> Task material:

* * * * *

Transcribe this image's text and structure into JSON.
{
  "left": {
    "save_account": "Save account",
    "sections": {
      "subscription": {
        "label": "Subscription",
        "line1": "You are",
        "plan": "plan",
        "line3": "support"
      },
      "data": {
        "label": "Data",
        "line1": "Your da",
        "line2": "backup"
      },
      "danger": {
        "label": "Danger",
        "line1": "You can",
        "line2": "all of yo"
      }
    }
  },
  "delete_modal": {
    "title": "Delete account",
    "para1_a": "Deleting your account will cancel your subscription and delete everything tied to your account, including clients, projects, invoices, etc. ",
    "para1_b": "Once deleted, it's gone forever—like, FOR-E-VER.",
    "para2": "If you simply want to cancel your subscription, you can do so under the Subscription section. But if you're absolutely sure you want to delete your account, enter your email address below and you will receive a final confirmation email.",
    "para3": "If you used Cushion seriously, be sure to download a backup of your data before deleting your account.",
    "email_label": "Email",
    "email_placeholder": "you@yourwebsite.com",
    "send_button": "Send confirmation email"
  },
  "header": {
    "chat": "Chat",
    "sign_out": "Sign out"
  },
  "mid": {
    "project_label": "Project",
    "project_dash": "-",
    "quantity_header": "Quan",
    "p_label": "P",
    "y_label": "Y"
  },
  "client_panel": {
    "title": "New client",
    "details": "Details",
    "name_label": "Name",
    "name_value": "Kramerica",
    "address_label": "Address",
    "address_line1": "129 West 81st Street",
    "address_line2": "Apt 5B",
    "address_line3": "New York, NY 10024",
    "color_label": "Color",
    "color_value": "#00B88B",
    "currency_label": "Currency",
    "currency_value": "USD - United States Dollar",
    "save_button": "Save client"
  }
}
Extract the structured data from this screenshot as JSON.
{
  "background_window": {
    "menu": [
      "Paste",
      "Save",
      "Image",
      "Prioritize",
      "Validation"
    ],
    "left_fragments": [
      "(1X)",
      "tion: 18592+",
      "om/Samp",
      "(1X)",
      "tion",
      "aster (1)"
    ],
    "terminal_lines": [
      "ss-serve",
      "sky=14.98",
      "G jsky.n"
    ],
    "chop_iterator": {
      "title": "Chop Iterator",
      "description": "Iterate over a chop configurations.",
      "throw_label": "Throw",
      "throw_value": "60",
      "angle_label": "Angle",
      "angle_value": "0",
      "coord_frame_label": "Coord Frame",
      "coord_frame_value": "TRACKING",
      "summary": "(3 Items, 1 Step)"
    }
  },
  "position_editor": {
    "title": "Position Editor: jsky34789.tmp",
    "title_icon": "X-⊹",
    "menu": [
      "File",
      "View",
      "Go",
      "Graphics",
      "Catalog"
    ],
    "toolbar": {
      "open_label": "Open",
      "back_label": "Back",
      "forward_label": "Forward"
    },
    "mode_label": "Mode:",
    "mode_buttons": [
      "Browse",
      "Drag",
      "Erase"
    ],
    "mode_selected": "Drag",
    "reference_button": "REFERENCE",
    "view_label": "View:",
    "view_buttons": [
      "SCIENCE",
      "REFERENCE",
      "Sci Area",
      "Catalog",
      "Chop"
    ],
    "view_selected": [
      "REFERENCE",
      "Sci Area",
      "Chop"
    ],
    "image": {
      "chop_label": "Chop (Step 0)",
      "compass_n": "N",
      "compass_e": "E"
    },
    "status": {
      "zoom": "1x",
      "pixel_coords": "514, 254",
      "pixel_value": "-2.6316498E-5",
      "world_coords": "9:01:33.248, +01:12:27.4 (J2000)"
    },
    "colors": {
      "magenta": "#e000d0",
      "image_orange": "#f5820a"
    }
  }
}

* * * * *

> Your task: Read through the entries and copy each line in which "backup" appears.

> Result below:
        "line2": "backup"
    "para3": "If you used Cushion seriously, be sure to download a backup of your data before deleting your account.",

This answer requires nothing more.